> _Stated task_
Go through the material and write it all out exactly, minus the pictures.

> _Source material_
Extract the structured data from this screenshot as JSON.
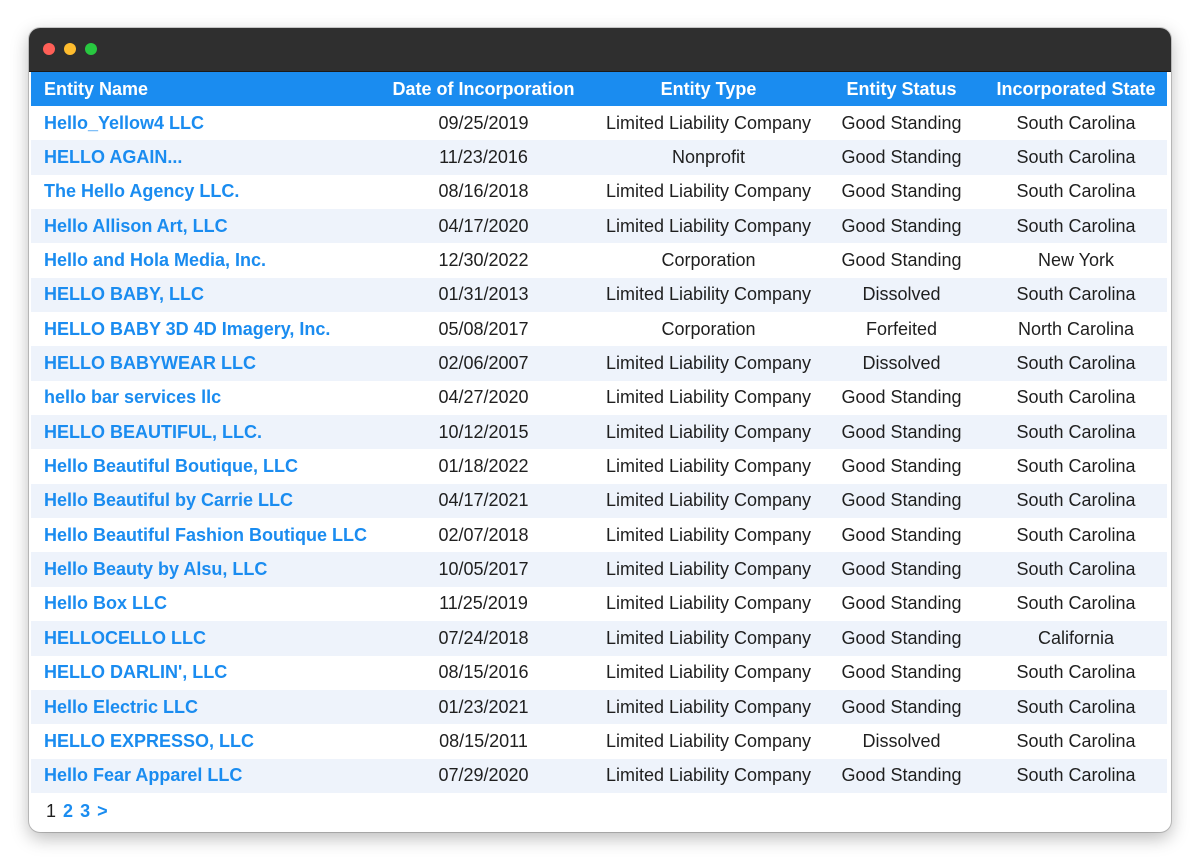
{
  "table": {
    "headers": [
      "Entity Name",
      "Date of Incorporation",
      "Entity Type",
      "Entity Status",
      "Incorporated State"
    ],
    "rows": [
      [
        "Hello_Yellow4 LLC",
        "09/25/2019",
        "Limited Liability Company",
        "Good Standing",
        "South Carolina"
      ],
      [
        "HELLO AGAIN...",
        "11/23/2016",
        "Nonprofit",
        "Good Standing",
        "South Carolina"
      ],
      [
        "The Hello Agency LLC.",
        "08/16/2018",
        "Limited Liability Company",
        "Good Standing",
        "South Carolina"
      ],
      [
        "Hello Allison Art, LLC",
        "04/17/2020",
        "Limited Liability Company",
        "Good Standing",
        "South Carolina"
      ],
      [
        "Hello and Hola Media, Inc.",
        "12/30/2022",
        "Corporation",
        "Good Standing",
        "New York"
      ],
      [
        "HELLO BABY, LLC",
        "01/31/2013",
        "Limited Liability Company",
        "Dissolved",
        "South Carolina"
      ],
      [
        "HELLO BABY 3D 4D Imagery, Inc.",
        "05/08/2017",
        "Corporation",
        "Forfeited",
        "North Carolina"
      ],
      [
        "HELLO BABYWEAR LLC",
        "02/06/2007",
        "Limited Liability Company",
        "Dissolved",
        "South Carolina"
      ],
      [
        "hello bar services llc",
        "04/27/2020",
        "Limited Liability Company",
        "Good Standing",
        "South Carolina"
      ],
      [
        "HELLO BEAUTIFUL, LLC.",
        "10/12/2015",
        "Limited Liability Company",
        "Good Standing",
        "South Carolina"
      ],
      [
        "Hello Beautiful Boutique, LLC",
        "01/18/2022",
        "Limited Liability Company",
        "Good Standing",
        "South Carolina"
      ],
      [
        "Hello Beautiful by Carrie LLC",
        "04/17/2021",
        "Limited Liability Company",
        "Good Standing",
        "South Carolina"
      ],
      [
        "Hello Beautiful Fashion Boutique LLC",
        "02/07/2018",
        "Limited Liability Company",
        "Good Standing",
        "South Carolina"
      ],
      [
        "Hello Beauty by Alsu, LLC",
        "10/05/2017",
        "Limited Liability Company",
        "Good Standing",
        "South Carolina"
      ],
      [
        "Hello Box LLC",
        "11/25/2019",
        "Limited Liability Company",
        "Good Standing",
        "South Carolina"
      ],
      [
        "HELLOCELLO LLC",
        "07/24/2018",
        "Limited Liability Company",
        "Good Standing",
        "California"
      ],
      [
        "HELLO DARLIN', LLC",
        "08/15/2016",
        "Limited Liability Company",
        "Good Standing",
        "South Carolina"
      ],
      [
        "Hello Electric LLC",
        "01/23/2021",
        "Limited Liability Company",
        "Good Standing",
        "South Carolina"
      ],
      [
        "HELLO EXPRESSO, LLC",
        "08/15/2011",
        "Limited Liability Company",
        "Dissolved",
        "South Carolina"
      ],
      [
        "Hello Fear Apparel LLC",
        "07/29/2020",
        "Limited Liability Company",
        "Good Standing",
        "South Carolina"
      ]
    ]
  },
  "pagination": {
    "current": "1",
    "pages": [
      "2",
      "3"
    ],
    "next": ">"
  },
  "colors": {
    "accent": "#1a8cf0",
    "stripe": "#eef3fb",
    "titlebar": "#2f2f2f"
  }
}
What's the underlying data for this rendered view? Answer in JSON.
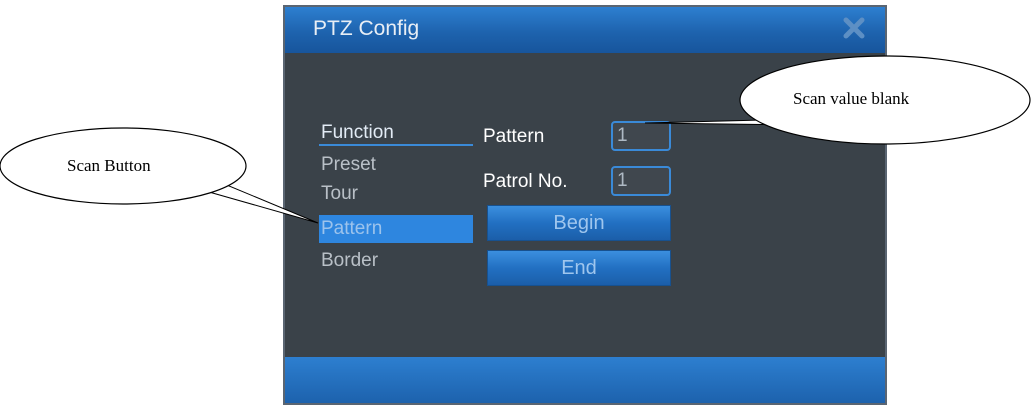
{
  "dialog": {
    "title": "PTZ Config",
    "close_icon": "close-x-icon"
  },
  "menu": {
    "items": [
      {
        "label": "Function"
      },
      {
        "label": "Preset"
      },
      {
        "label": "Tour"
      },
      {
        "label": "Pattern"
      },
      {
        "label": "Border"
      }
    ],
    "active": "Function",
    "highlighted": "Pattern"
  },
  "form": {
    "pattern_label": "Pattern",
    "pattern_value": "1",
    "patrol_label": "Patrol No.",
    "patrol_value": "1",
    "begin_label": "Begin",
    "end_label": "End"
  },
  "annotations": {
    "scan_value": "Scan value blank",
    "scan_button": "Scan Button"
  },
  "colors": {
    "accent": "#2e86df",
    "panel": "#3a4249"
  }
}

> _Right answer_
Extract the structured data from this screenshot as JSON.
{
  "table": {
    "headers": [
      "Entity Name",
      "Date of Incorporation",
      "Entity Type",
      "Entity Status",
      "Incorporated State"
    ],
    "rows": [
      [
        "Hello_Yellow4 LLC",
        "09/25/2019",
        "Limited Liability Company",
        "Good Standing",
        "South Carolina"
      ],
      [
        "HELLO AGAIN...",
        "11/23/2016",
        "Nonprofit",
        "Good Standing",
        "South Carolina"
      ],
      [
        "The Hello Agency LLC.",
        "08/16/2018",
        "Limited Liability Company",
        "Good Standing",
        "South Carolina"
      ],
      [
        "Hello Allison Art, LLC",
        "04/17/2020",
        "Limited Liability Company",
        "Good Standing",
        "South Carolina"
      ],
      [
        "Hello and Hola Media, Inc.",
        "12/30/2022",
        "Corporation",
        "Good Standing",
        "New York"
      ],
      [
        "HELLO BABY, LLC",
        "01/31/2013",
        "Limited Liability Company",
        "Dissolved",
        "South Carolina"
      ],
      [
        "HELLO BABY 3D 4D Imagery, Inc.",
        "05/08/2017",
        "Corporation",
        "Forfeited",
        "North Carolina"
      ],
      [
        "HELLO BABYWEAR LLC",
        "02/06/2007",
        "Limited Liability Company",
        "Dissolved",
        "South Carolina"
      ],
      [
        "hello bar services llc",
        "04/27/2020",
        "Limited Liability Company",
        "Good Standing",
        "South Carolina"
      ],
      [
        "HELLO BEAUTIFUL, LLC.",
        "10/12/2015",
        "Limited Liability Company",
        "Good Standing",
        "South Carolina"
      ],
      [
        "Hello Beautiful Boutique, LLC",
        "01/18/2022",
        "Limited Liability Company",
        "Good Standing",
        "South Carolina"
      ],
      [
        "Hello Beautiful by Carrie LLC",
        "04/17/2021",
        "Limited Liability Company",
        "Good Standing",
        "South Carolina"
      ],
      [
        "Hello Beautiful Fashion Boutique LLC",
        "02/07/2018",
        "Limited Liability Company",
        "Good Standing",
        "South Carolina"
      ],
      [
        "Hello Beauty by Alsu, LLC",
        "10/05/2017",
        "Limited Liability Company",
        "Good Standing",
        "South Carolina"
      ],
      [
        "Hello Box LLC",
        "11/25/2019",
        "Limited Liability Company",
        "Good Standing",
        "South Carolina"
      ],
      [
        "HELLOCELLO LLC",
        "07/24/2018",
        "Limited Liability Company",
        "Good Standing",
        "California"
      ],
      [
        "HELLO DARLIN', LLC",
        "08/15/2016",
        "Limited Liability Company",
        "Good Standing",
        "South Carolina"
      ],
      [
        "Hello Electric LLC",
        "01/23/2021",
        "Limited Liability Company",
        "Good Standing",
        "South Carolina"
      ],
      [
        "HELLO EXPRESSO, LLC",
        "08/15/2011",
        "Limited Liability Company",
        "Dissolved",
        "South Carolina"
      ],
      [
        "Hello Fear Apparel LLC",
        "07/29/2020",
        "Limited Liability Company",
        "Good Standing",
        "South Carolina"
      ]
    ]
  },
  "pagination": {
    "current": "1",
    "pages": [
      "2",
      "3"
    ],
    "next": ">"
  },
  "colors": {
    "accent": "#1a8cf0",
    "stripe": "#eef3fb",
    "titlebar": "#2f2f2f"
  }
}
What's the underlying data for this rendered view? Answer in JSON.
{
  "dialog": {
    "title": "PTZ Config",
    "close_icon": "close-x-icon"
  },
  "menu": {
    "items": [
      {
        "label": "Function"
      },
      {
        "label": "Preset"
      },
      {
        "label": "Tour"
      },
      {
        "label": "Pattern"
      },
      {
        "label": "Border"
      }
    ],
    "active": "Function",
    "highlighted": "Pattern"
  },
  "form": {
    "pattern_label": "Pattern",
    "pattern_value": "1",
    "patrol_label": "Patrol No.",
    "patrol_value": "1",
    "begin_label": "Begin",
    "end_label": "End"
  },
  "annotations": {
    "scan_value": "Scan value blank",
    "scan_button": "Scan Button"
  },
  "colors": {
    "accent": "#2e86df",
    "panel": "#3a4249"
  }
}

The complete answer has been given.